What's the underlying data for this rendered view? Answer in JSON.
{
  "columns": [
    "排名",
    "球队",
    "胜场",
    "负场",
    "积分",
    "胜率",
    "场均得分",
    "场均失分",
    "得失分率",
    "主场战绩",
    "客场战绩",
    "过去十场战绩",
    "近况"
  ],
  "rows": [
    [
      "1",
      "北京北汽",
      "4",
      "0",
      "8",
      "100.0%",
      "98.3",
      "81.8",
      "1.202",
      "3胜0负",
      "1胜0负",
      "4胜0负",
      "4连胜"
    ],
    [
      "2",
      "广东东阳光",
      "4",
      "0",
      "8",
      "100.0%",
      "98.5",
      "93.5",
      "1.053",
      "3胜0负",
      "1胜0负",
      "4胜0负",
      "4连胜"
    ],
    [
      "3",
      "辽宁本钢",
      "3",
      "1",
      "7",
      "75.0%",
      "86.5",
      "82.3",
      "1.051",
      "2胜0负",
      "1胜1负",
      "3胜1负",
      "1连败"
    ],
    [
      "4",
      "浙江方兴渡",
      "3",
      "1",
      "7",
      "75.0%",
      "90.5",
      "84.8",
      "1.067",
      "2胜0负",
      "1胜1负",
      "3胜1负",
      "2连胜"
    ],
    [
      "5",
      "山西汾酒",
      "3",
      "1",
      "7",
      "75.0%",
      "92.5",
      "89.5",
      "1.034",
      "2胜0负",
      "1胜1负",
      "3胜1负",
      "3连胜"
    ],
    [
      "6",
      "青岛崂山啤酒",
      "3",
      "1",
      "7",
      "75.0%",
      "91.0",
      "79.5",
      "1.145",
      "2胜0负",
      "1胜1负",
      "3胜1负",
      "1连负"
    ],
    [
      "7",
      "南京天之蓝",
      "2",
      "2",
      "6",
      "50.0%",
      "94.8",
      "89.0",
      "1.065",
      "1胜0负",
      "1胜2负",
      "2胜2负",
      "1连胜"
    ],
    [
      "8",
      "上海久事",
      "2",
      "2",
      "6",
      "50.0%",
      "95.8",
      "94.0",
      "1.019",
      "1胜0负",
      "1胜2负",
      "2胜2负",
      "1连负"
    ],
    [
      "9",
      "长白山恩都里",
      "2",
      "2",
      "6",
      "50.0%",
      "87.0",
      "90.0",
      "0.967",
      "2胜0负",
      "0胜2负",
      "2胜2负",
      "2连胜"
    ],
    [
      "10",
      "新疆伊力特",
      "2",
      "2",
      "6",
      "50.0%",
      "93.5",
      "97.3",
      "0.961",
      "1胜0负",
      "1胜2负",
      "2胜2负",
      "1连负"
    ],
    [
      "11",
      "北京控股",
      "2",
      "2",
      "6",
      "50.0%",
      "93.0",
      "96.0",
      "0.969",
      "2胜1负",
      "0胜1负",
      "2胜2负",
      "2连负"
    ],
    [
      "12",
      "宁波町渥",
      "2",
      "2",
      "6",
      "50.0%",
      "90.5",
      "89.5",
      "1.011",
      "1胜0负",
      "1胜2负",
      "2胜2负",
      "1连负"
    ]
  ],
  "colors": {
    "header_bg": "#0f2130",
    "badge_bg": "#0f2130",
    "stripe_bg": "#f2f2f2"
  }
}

- - - -

Quote the data above in full, changing nothing.

__RESULT FOR THIS TASK__:
What's the underlying data for this rendered view? Answer in JSON.
{
  "columns": [
    "排名",
    "球队",
    "胜场",
    "负场",
    "积分",
    "胜率",
    "场均得分",
    "场均失分",
    "得失分率",
    "主场战绩",
    "客场战绩",
    "过去十场战绩",
    "近况"
  ],
  "rows": [
    [
      "1",
      "北京北汽",
      "4",
      "0",
      "8",
      "100.0%",
      "98.3",
      "81.8",
      "1.202",
      "3胜0负",
      "1胜0负",
      "4胜0负",
      "4连胜"
    ],
    [
      "2",
      "广东东阳光",
      "4",
      "0",
      "8",
      "100.0%",
      "98.5",
      "93.5",
      "1.053",
      "3胜0负",
      "1胜0负",
      "4胜0负",
      "4连胜"
    ],
    [
      "3",
      "辽宁本钢",
      "3",
      "1",
      "7",
      "75.0%",
      "86.5",
      "82.3",
      "1.051",
      "2胜0负",
      "1胜1负",
      "3胜1负",
      "1连败"
    ],
    [
      "4",
      "浙江方兴渡",
      "3",
      "1",
      "7",
      "75.0%",
      "90.5",
      "84.8",
      "1.067",
      "2胜0负",
      "1胜1负",
      "3胜1负",
      "2连胜"
    ],
    [
      "5",
      "山西汾酒",
      "3",
      "1",
      "7",
      "75.0%",
      "92.5",
      "89.5",
      "1.034",
      "2胜0负",
      "1胜1负",
      "3胜1负",
      "3连胜"
    ],
    [
      "6",
      "青岛崂山啤酒",
      "3",
      "1",
      "7",
      "75.0%",
      "91.0",
      "79.5",
      "1.145",
      "2胜0负",
      "1胜1负",
      "3胜1负",
      "1连负"
    ],
    [
      "7",
      "南京天之蓝",
      "2",
      "2",
      "6",
      "50.0%",
      "94.8",
      "89.0",
      "1.065",
      "1胜0负",
      "1胜2负",
      "2胜2负",
      "1连胜"
    ],
    [
      "8",
      "上海久事",
      "2",
      "2",
      "6",
      "50.0%",
      "95.8",
      "94.0",
      "1.019",
      "1胜0负",
      "1胜2负",
      "2胜2负",
      "1连负"
    ],
    [
      "9",
      "长白山恩都里",
      "2",
      "2",
      "6",
      "50.0%",
      "87.0",
      "90.0",
      "0.967",
      "2胜0负",
      "0胜2负",
      "2胜2负",
      "2连胜"
    ],
    [
      "10",
      "新疆伊力特",
      "2",
      "2",
      "6",
      "50.0%",
      "93.5",
      "97.3",
      "0.961",
      "1胜0负",
      "1胜2负",
      "2胜2负",
      "1连负"
    ],
    [
      "11",
      "北京控股",
      "2",
      "2",
      "6",
      "50.0%",
      "93.0",
      "96.0",
      "0.969",
      "2胜1负",
      "0胜1负",
      "2胜2负",
      "2连负"
    ],
    [
      "12",
      "宁波町渥",
      "2",
      "2",
      "6",
      "50.0%",
      "90.5",
      "89.5",
      "1.011",
      "1胜0负",
      "1胜2负",
      "2胜2负",
      "1连负"
    ]
  ],
  "colors": {
    "header_bg": "#0f2130",
    "badge_bg": "#0f2130",
    "stripe_bg": "#f2f2f2"
  }
}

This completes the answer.